▶ [What to do]
With the images removed, repeat the data below exactly.
[Start of Listed records]
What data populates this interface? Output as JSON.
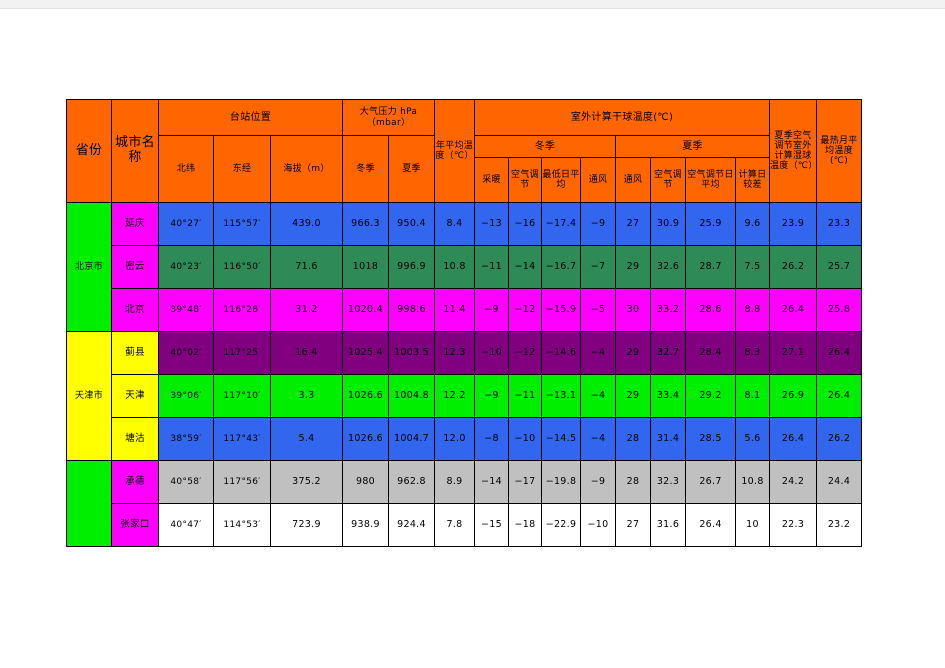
{
  "table": {
    "headers": {
      "province": "省份",
      "city": "城市名称",
      "station_group": "台站位置",
      "latitude": "北纬",
      "longitude": "东经",
      "altitude": "海拔（m）",
      "pressure_group": "大气压力 hPa（mbar）",
      "pressure_winter": "冬季",
      "pressure_summer": "夏季",
      "annual_mean_temp": "年平均温度（℃）",
      "outdoor_drybulb_group": "室外计算干球温度(℃)",
      "winter_group": "冬季",
      "summer_group": "夏季",
      "w_heating": "采暖",
      "w_aircon": "空气调节",
      "w_min_daily_mean": "最低日平均",
      "w_ventilation": "通风",
      "s_ventilation": "通风",
      "s_aircon": "空气调节",
      "s_aircon_daily_mean": "空气调节日平均",
      "s_daily_range": "计算日较差",
      "summer_wetbulb": "夏季空气调节室外计算湿球温度（℃）",
      "hottest_month_mean": "最热月平均温度(℃)"
    },
    "provinces": [
      {
        "name": "北京市",
        "fill": "c-green",
        "city_fill": "c-mag",
        "rows": 3
      },
      {
        "name": "天津市",
        "fill": "c-yellow",
        "city_fill": "c-yellow",
        "rows": 3
      },
      {
        "name": "",
        "fill": "c-green",
        "city_fill": "c-mag",
        "rows": 2
      }
    ],
    "rows": [
      {
        "fill": "c-blue",
        "city": "延庆",
        "latitude": "40°27′",
        "longitude": "115°57′",
        "altitude": "439.0",
        "pressure_winter": "966.3",
        "pressure_summer": "950.4",
        "annual_mean_temp": "8.4",
        "w_heating": "−13",
        "w_aircon": "−16",
        "w_min_daily_mean": "−17.4",
        "w_ventilation": "−9",
        "s_ventilation": "27",
        "s_aircon": "30.9",
        "s_aircon_daily_mean": "25.9",
        "s_daily_range": "9.6",
        "summer_wetbulb": "23.9",
        "hottest_month_mean": "23.3"
      },
      {
        "fill": "c-sea",
        "city": "密云",
        "latitude": "40°23′",
        "longitude": "116°50′",
        "altitude": "71.6",
        "pressure_winter": "1018",
        "pressure_summer": "996.9",
        "annual_mean_temp": "10.8",
        "w_heating": "−11",
        "w_aircon": "−14",
        "w_min_daily_mean": "−16.7",
        "w_ventilation": "−7",
        "s_ventilation": "29",
        "s_aircon": "32.6",
        "s_aircon_daily_mean": "28.7",
        "s_daily_range": "7.5",
        "summer_wetbulb": "26.2",
        "hottest_month_mean": "25.7"
      },
      {
        "fill": "c-mag",
        "city": "北京",
        "latitude": "39°48′",
        "longitude": "116°28′",
        "altitude": "31.2",
        "pressure_winter": "1020.4",
        "pressure_summer": "998.6",
        "annual_mean_temp": "11.4",
        "w_heating": "−9",
        "w_aircon": "−12",
        "w_min_daily_mean": "−15.9",
        "w_ventilation": "−5",
        "s_ventilation": "30",
        "s_aircon": "33.2",
        "s_aircon_daily_mean": "28.6",
        "s_daily_range": "8.8",
        "summer_wetbulb": "26.4",
        "hottest_month_mean": "25.8"
      },
      {
        "fill": "c-purple",
        "city": "蓟县",
        "latitude": "40°02′",
        "longitude": "117°25′",
        "altitude": "16.4",
        "pressure_winter": "1025.4",
        "pressure_summer": "1003.5",
        "annual_mean_temp": "12.3",
        "w_heating": "−10",
        "w_aircon": "−12",
        "w_min_daily_mean": "−14.6",
        "w_ventilation": "−4",
        "s_ventilation": "29",
        "s_aircon": "32.7",
        "s_aircon_daily_mean": "28.4",
        "s_daily_range": "8.3",
        "summer_wetbulb": "27.1",
        "hottest_month_mean": "26.4"
      },
      {
        "fill": "c-green",
        "city": "天津",
        "latitude": "39°06′",
        "longitude": "117°10′",
        "altitude": "3.3",
        "pressure_winter": "1026.6",
        "pressure_summer": "1004.8",
        "annual_mean_temp": "12.2",
        "w_heating": "−9",
        "w_aircon": "−11",
        "w_min_daily_mean": "−13.1",
        "w_ventilation": "−4",
        "s_ventilation": "29",
        "s_aircon": "33.4",
        "s_aircon_daily_mean": "29.2",
        "s_daily_range": "8.1",
        "summer_wetbulb": "26.9",
        "hottest_month_mean": "26.4"
      },
      {
        "fill": "c-blue",
        "city": "塘沽",
        "latitude": "38°59′",
        "longitude": "117°43′",
        "altitude": "5.4",
        "pressure_winter": "1026.6",
        "pressure_summer": "1004.7",
        "annual_mean_temp": "12.0",
        "w_heating": "−8",
        "w_aircon": "−10",
        "w_min_daily_mean": "−14.5",
        "w_ventilation": "−4",
        "s_ventilation": "28",
        "s_aircon": "31.4",
        "s_aircon_daily_mean": "28.5",
        "s_daily_range": "5.6",
        "summer_wetbulb": "26.4",
        "hottest_month_mean": "26.2"
      },
      {
        "fill": "c-gray",
        "city": "承德",
        "latitude": "40°58′",
        "longitude": "117°56′",
        "altitude": "375.2",
        "pressure_winter": "980",
        "pressure_summer": "962.8",
        "annual_mean_temp": "8.9",
        "w_heating": "−14",
        "w_aircon": "−17",
        "w_min_daily_mean": "−19.8",
        "w_ventilation": "−9",
        "s_ventilation": "28",
        "s_aircon": "32.3",
        "s_aircon_daily_mean": "26.7",
        "s_daily_range": "10.8",
        "summer_wetbulb": "24.2",
        "hottest_month_mean": "24.4"
      },
      {
        "fill": "c-white",
        "city": "张家口",
        "latitude": "40°47′",
        "longitude": "114°53′",
        "altitude": "723.9",
        "pressure_winter": "938.9",
        "pressure_summer": "924.4",
        "annual_mean_temp": "7.8",
        "w_heating": "−15",
        "w_aircon": "−18",
        "w_min_daily_mean": "−22.9",
        "w_ventilation": "−10",
        "s_ventilation": "27",
        "s_aircon": "31.6",
        "s_aircon_daily_mean": "26.4",
        "s_daily_range": "10",
        "summer_wetbulb": "22.3",
        "hottest_month_mean": "23.2"
      }
    ]
  }
}
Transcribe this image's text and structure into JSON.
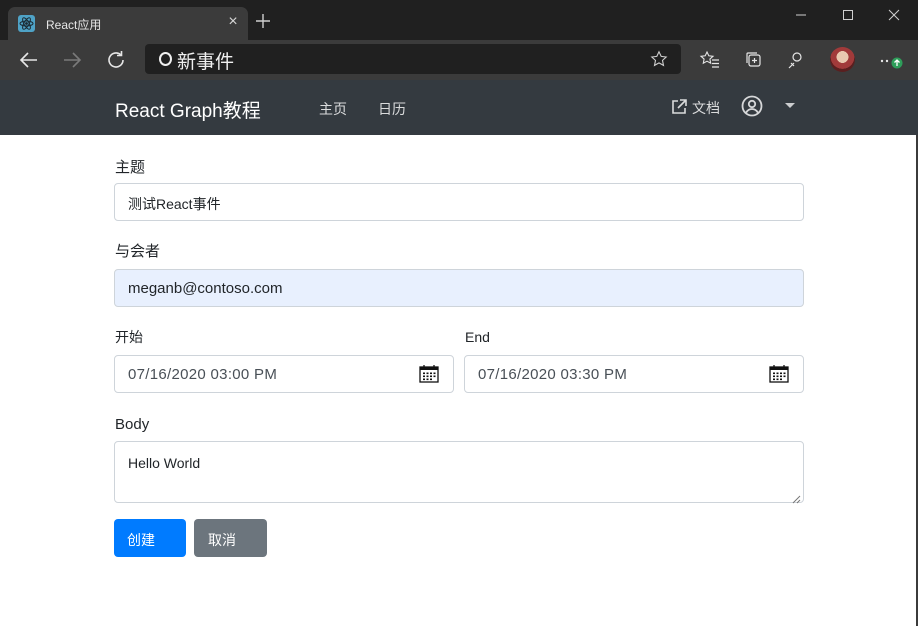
[End of Listed records]
▶ [Expected answer]
What data populates this interface? Output as JSON.
{
  "table": {
    "headers": {
      "province": "省份",
      "city": "城市名称",
      "station_group": "台站位置",
      "latitude": "北纬",
      "longitude": "东经",
      "altitude": "海拔（m）",
      "pressure_group": "大气压力 hPa（mbar）",
      "pressure_winter": "冬季",
      "pressure_summer": "夏季",
      "annual_mean_temp": "年平均温度（℃）",
      "outdoor_drybulb_group": "室外计算干球温度(℃)",
      "winter_group": "冬季",
      "summer_group": "夏季",
      "w_heating": "采暖",
      "w_aircon": "空气调节",
      "w_min_daily_mean": "最低日平均",
      "w_ventilation": "通风",
      "s_ventilation": "通风",
      "s_aircon": "空气调节",
      "s_aircon_daily_mean": "空气调节日平均",
      "s_daily_range": "计算日较差",
      "summer_wetbulb": "夏季空气调节室外计算湿球温度（℃）",
      "hottest_month_mean": "最热月平均温度(℃)"
    },
    "provinces": [
      {
        "name": "北京市",
        "fill": "c-green",
        "city_fill": "c-mag",
        "rows": 3
      },
      {
        "name": "天津市",
        "fill": "c-yellow",
        "city_fill": "c-yellow",
        "rows": 3
      },
      {
        "name": "",
        "fill": "c-green",
        "city_fill": "c-mag",
        "rows": 2
      }
    ],
    "rows": [
      {
        "fill": "c-blue",
        "city": "延庆",
        "latitude": "40°27′",
        "longitude": "115°57′",
        "altitude": "439.0",
        "pressure_winter": "966.3",
        "pressure_summer": "950.4",
        "annual_mean_temp": "8.4",
        "w_heating": "−13",
        "w_aircon": "−16",
        "w_min_daily_mean": "−17.4",
        "w_ventilation": "−9",
        "s_ventilation": "27",
        "s_aircon": "30.9",
        "s_aircon_daily_mean": "25.9",
        "s_daily_range": "9.6",
        "summer_wetbulb": "23.9",
        "hottest_month_mean": "23.3"
      },
      {
        "fill": "c-sea",
        "city": "密云",
        "latitude": "40°23′",
        "longitude": "116°50′",
        "altitude": "71.6",
        "pressure_winter": "1018",
        "pressure_summer": "996.9",
        "annual_mean_temp": "10.8",
        "w_heating": "−11",
        "w_aircon": "−14",
        "w_min_daily_mean": "−16.7",
        "w_ventilation": "−7",
        "s_ventilation": "29",
        "s_aircon": "32.6",
        "s_aircon_daily_mean": "28.7",
        "s_daily_range": "7.5",
        "summer_wetbulb": "26.2",
        "hottest_month_mean": "25.7"
      },
      {
        "fill": "c-mag",
        "city": "北京",
        "latitude": "39°48′",
        "longitude": "116°28′",
        "altitude": "31.2",
        "pressure_winter": "1020.4",
        "pressure_summer": "998.6",
        "annual_mean_temp": "11.4",
        "w_heating": "−9",
        "w_aircon": "−12",
        "w_min_daily_mean": "−15.9",
        "w_ventilation": "−5",
        "s_ventilation": "30",
        "s_aircon": "33.2",
        "s_aircon_daily_mean": "28.6",
        "s_daily_range": "8.8",
        "summer_wetbulb": "26.4",
        "hottest_month_mean": "25.8"
      },
      {
        "fill": "c-purple",
        "city": "蓟县",
        "latitude": "40°02′",
        "longitude": "117°25′",
        "altitude": "16.4",
        "pressure_winter": "1025.4",
        "pressure_summer": "1003.5",
        "annual_mean_temp": "12.3",
        "w_heating": "−10",
        "w_aircon": "−12",
        "w_min_daily_mean": "−14.6",
        "w_ventilation": "−4",
        "s_ventilation": "29",
        "s_aircon": "32.7",
        "s_aircon_daily_mean": "28.4",
        "s_daily_range": "8.3",
        "summer_wetbulb": "27.1",
        "hottest_month_mean": "26.4"
      },
      {
        "fill": "c-green",
        "city": "天津",
        "latitude": "39°06′",
        "longitude": "117°10′",
        "altitude": "3.3",
        "pressure_winter": "1026.6",
        "pressure_summer": "1004.8",
        "annual_mean_temp": "12.2",
        "w_heating": "−9",
        "w_aircon": "−11",
        "w_min_daily_mean": "−13.1",
        "w_ventilation": "−4",
        "s_ventilation": "29",
        "s_aircon": "33.4",
        "s_aircon_daily_mean": "29.2",
        "s_daily_range": "8.1",
        "summer_wetbulb": "26.9",
        "hottest_month_mean": "26.4"
      },
      {
        "fill": "c-blue",
        "city": "塘沽",
        "latitude": "38°59′",
        "longitude": "117°43′",
        "altitude": "5.4",
        "pressure_winter": "1026.6",
        "pressure_summer": "1004.7",
        "annual_mean_temp": "12.0",
        "w_heating": "−8",
        "w_aircon": "−10",
        "w_min_daily_mean": "−14.5",
        "w_ventilation": "−4",
        "s_ventilation": "28",
        "s_aircon": "31.4",
        "s_aircon_daily_mean": "28.5",
        "s_daily_range": "5.6",
        "summer_wetbulb": "26.4",
        "hottest_month_mean": "26.2"
      },
      {
        "fill": "c-gray",
        "city": "承德",
        "latitude": "40°58′",
        "longitude": "117°56′",
        "altitude": "375.2",
        "pressure_winter": "980",
        "pressure_summer": "962.8",
        "annual_mean_temp": "8.9",
        "w_heating": "−14",
        "w_aircon": "−17",
        "w_min_daily_mean": "−19.8",
        "w_ventilation": "−9",
        "s_ventilation": "28",
        "s_aircon": "32.3",
        "s_aircon_daily_mean": "26.7",
        "s_daily_range": "10.8",
        "summer_wetbulb": "24.2",
        "hottest_month_mean": "24.4"
      },
      {
        "fill": "c-white",
        "city": "张家口",
        "latitude": "40°47′",
        "longitude": "114°53′",
        "altitude": "723.9",
        "pressure_winter": "938.9",
        "pressure_summer": "924.4",
        "annual_mean_temp": "7.8",
        "w_heating": "−15",
        "w_aircon": "−18",
        "w_min_daily_mean": "−22.9",
        "w_ventilation": "−10",
        "s_ventilation": "27",
        "s_aircon": "31.6",
        "s_aircon_daily_mean": "26.4",
        "s_daily_range": "10",
        "summer_wetbulb": "22.3",
        "hottest_month_mean": "23.2"
      }
    ]
  }
}
Transcribe this image's text and structure into JSON.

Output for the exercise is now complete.